Task instructions: For the records below, give the count of lines holding the word "following" and nothing more.

(Collection entries)
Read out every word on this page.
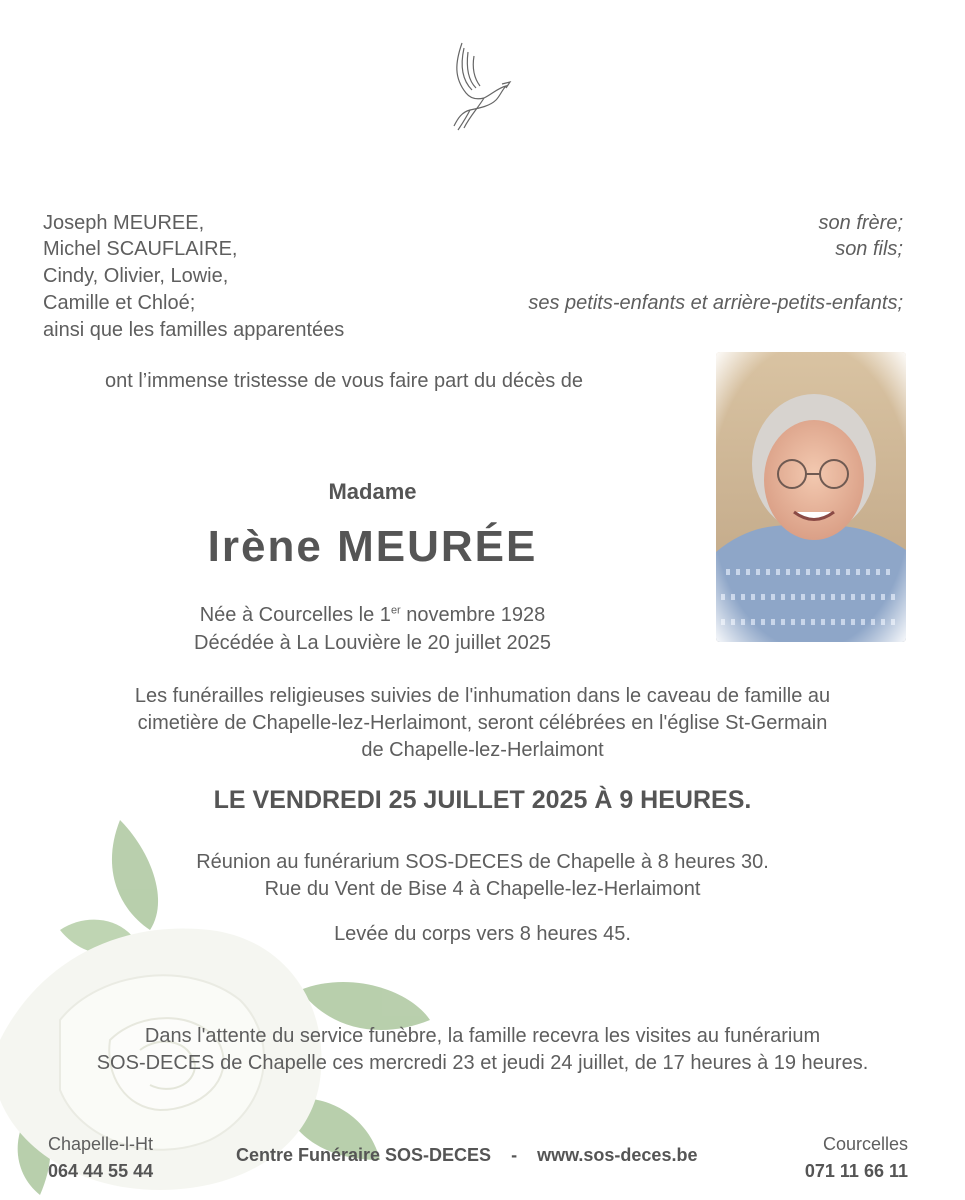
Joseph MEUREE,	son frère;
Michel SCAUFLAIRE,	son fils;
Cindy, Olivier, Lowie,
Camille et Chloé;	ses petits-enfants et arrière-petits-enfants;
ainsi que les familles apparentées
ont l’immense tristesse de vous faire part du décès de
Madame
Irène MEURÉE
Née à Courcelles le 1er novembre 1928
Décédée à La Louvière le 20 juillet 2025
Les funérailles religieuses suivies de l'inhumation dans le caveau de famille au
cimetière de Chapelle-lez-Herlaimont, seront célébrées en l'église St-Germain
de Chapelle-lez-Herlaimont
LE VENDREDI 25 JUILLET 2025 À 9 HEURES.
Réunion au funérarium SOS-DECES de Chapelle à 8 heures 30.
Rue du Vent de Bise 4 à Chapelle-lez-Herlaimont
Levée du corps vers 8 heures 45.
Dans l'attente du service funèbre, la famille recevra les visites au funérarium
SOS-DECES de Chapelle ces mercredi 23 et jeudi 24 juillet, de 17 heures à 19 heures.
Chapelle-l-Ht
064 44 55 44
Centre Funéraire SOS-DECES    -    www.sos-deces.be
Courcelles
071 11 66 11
---
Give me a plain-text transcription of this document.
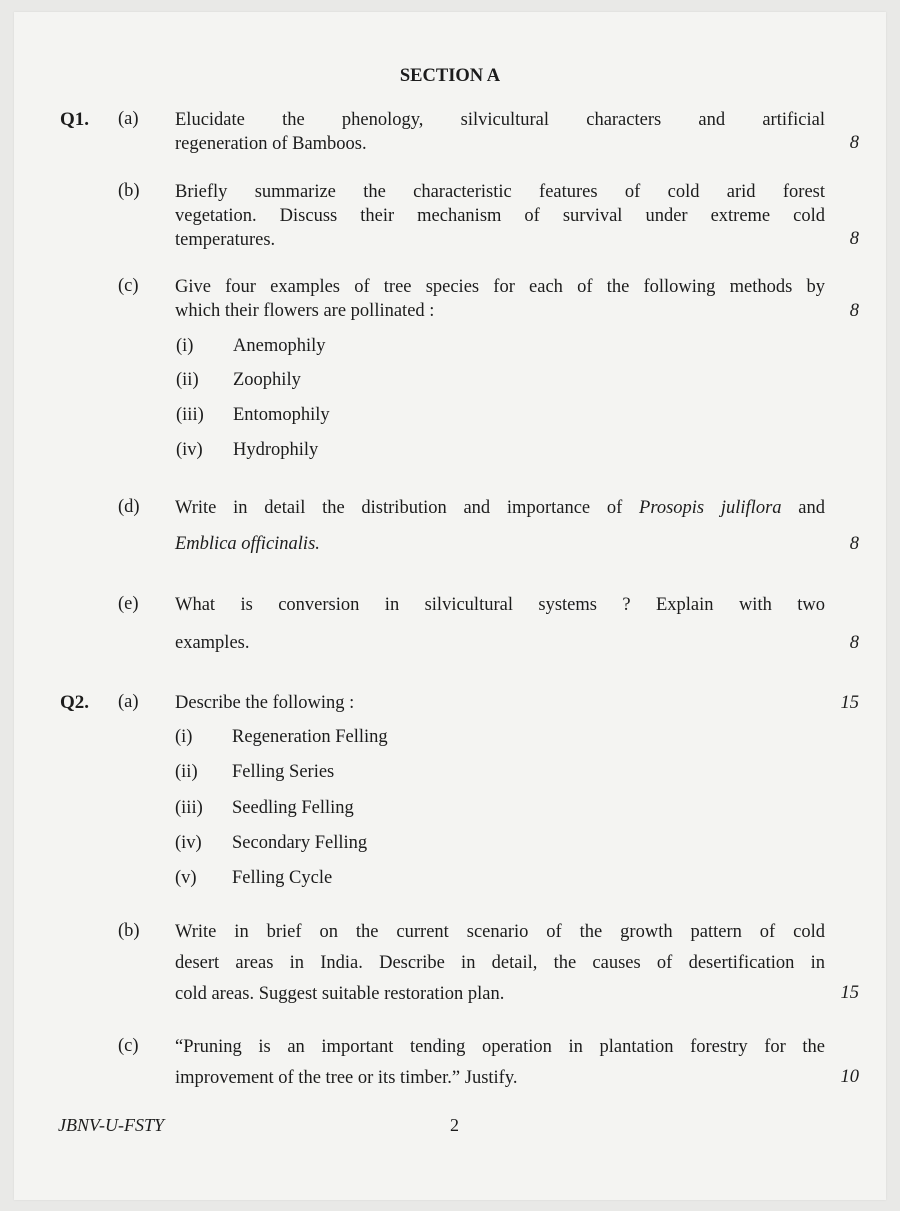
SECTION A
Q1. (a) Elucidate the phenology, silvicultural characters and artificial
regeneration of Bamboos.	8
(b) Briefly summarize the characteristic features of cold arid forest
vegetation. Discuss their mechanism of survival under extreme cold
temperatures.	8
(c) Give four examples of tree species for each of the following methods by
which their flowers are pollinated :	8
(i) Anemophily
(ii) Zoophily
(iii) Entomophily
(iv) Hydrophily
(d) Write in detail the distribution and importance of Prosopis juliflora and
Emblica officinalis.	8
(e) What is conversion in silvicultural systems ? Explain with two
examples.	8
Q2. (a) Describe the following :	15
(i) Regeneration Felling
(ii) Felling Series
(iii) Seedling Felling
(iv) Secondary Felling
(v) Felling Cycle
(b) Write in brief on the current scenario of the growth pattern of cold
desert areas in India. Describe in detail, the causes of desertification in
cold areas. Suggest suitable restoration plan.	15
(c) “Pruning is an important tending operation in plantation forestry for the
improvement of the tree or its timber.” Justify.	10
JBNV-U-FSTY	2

Task result: 2